### COMPITI DELL'ESERCIZIO
1) Secondo l'articolo sull'interpellanza, su quali quattro centri si concentra il modello di "sviluppo centripeto"?
2) Indica se ciascuna affermazione concorda con l'articolo sull'interpellanza, rispondendo sì o no e citando le parole decisive: (a) l'interpellanza contiene cinque domande; (b) per l'interpellanza non è stata chiesta l'urgenza; (c) il modello di "sviluppo centripeto" è stato approvato dal Gran Consiglio.

L'interpellanza
Diminuzione terreni edificabili in Ticino, "aumentiamo il fondo da 5 a 50 milioni"
Domitilla Cerclé
31.10.2022 17:30

Foto: ©Chiara Zocchetti
Nelle cinque domande dell'interpellanza sottoposta da Tamara Merlo e Maura Mossi Nembrini (Più Donne), viene evidenziata la problematica delle conseguenze della diminuzione di terreni edificabili richiesta dal Consiglio federale.
Il
tema della pianificazione territoriale viene portato al Consiglio
di Stato, sotto forma di un’interpellanza per la quale è richiesta l'urgenza, da parte delle deputate del Gran Consiglio
Tamara Merlo e Maura Mossi Nembrini (Più Donne). Le interpellanti sottolineano
la problematica della gestione del processo di diminuzione dei terreni edificabili in Ticino. Pongono quindi cinque
domande concernenti i fondi previsti dal Cantone per quest'operazione nonché le conseguenze del modello di sviluppo territoriale adottato dal Consiglio federale sulla distribuzione della popolazione.
"Sviluppo centripeto"
A questo proposito, nel
testo viene evidenziato come il Consiglio federale abbia approvato il modello di territorio
definito come "sviluppo centripeto" che si concentra su quattro centri: Bellinzona, Locarno, Lugano, Mendrisio. "Il principio è costruire nei centri, dove
ci sono i servizi e i trasporti, piuttosto che nelle periferie e nelle valli", scrivono le granconsigliere.

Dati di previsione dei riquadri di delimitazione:

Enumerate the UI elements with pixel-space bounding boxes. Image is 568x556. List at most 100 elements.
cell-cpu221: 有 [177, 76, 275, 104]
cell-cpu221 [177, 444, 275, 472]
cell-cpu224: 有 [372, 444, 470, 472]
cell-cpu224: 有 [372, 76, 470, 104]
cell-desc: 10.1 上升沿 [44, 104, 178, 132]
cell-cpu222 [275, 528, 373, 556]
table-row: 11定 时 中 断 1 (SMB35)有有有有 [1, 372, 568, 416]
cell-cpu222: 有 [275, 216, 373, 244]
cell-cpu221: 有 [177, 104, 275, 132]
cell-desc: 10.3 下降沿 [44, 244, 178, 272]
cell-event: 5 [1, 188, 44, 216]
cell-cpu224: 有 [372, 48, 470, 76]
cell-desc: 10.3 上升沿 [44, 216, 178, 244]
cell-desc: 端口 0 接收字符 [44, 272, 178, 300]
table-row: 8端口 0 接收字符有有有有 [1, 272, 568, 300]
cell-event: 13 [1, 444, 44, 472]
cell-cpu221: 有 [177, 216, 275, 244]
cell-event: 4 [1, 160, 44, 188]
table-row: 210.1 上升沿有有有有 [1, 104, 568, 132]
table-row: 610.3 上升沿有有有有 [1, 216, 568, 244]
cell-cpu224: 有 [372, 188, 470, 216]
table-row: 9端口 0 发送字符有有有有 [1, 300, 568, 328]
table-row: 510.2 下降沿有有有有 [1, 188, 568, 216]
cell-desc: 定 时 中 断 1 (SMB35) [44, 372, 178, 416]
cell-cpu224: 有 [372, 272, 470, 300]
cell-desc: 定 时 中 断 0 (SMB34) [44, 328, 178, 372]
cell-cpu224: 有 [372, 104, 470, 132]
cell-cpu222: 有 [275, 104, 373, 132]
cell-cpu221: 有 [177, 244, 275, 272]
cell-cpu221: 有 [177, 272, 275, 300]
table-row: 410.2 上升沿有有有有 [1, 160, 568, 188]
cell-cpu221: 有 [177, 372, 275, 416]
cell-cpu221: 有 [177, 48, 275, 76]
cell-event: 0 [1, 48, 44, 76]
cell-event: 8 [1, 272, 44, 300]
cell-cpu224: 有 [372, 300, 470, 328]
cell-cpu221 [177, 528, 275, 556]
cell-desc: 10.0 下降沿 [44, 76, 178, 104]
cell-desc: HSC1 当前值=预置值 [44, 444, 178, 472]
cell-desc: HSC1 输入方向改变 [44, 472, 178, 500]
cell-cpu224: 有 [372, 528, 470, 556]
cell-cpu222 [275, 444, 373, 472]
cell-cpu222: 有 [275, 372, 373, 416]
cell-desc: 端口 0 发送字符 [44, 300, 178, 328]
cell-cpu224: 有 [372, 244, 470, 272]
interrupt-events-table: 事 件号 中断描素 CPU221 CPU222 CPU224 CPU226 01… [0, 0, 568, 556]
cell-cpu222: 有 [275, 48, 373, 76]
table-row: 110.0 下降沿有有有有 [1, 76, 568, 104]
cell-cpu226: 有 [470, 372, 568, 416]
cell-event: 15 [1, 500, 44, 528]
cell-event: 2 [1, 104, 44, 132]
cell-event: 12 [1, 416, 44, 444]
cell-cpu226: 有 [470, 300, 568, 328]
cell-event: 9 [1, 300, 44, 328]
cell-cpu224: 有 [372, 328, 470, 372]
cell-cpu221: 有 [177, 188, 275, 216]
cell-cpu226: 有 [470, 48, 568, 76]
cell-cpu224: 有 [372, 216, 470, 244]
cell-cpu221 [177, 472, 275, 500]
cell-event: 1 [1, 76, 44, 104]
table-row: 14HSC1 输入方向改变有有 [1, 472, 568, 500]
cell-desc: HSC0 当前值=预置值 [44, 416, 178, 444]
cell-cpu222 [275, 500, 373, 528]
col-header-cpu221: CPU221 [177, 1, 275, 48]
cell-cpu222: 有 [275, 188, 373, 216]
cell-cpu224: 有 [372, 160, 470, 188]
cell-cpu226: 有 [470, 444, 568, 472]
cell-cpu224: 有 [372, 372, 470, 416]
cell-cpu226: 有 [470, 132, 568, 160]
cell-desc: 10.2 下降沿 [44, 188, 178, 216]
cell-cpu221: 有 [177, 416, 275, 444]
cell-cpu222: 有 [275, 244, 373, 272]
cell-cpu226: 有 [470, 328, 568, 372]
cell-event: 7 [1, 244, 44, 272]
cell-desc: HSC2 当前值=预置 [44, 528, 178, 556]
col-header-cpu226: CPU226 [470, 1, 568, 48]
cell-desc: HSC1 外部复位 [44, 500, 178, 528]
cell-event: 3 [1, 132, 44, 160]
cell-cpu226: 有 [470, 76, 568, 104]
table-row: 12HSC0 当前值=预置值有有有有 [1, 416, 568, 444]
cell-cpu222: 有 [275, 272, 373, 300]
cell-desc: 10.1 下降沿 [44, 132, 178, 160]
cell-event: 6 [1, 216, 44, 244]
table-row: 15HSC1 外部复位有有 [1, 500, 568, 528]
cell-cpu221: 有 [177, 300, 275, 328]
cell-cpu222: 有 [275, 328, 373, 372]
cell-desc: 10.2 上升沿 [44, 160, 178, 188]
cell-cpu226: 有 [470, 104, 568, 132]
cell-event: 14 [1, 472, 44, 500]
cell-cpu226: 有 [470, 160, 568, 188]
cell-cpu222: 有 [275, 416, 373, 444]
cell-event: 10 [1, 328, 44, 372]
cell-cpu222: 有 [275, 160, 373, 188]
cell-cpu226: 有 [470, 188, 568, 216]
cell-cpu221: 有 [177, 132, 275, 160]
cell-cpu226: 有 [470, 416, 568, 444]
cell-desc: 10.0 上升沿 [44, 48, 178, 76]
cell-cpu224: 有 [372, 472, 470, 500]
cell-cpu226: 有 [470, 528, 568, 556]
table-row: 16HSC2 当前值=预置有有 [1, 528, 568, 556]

### SOLUZIONI DELL'ESERCIZIO
1) Bellinzona, Locarno, Lugano e Mendrisio.

2)
(a) Sì: "Nelle cinque domande dell'interpellanza".
(b) No: "per la quale è richiesta l'urgenza".
(c) No: "il Consiglio federale abbia approvato il modello di territorio".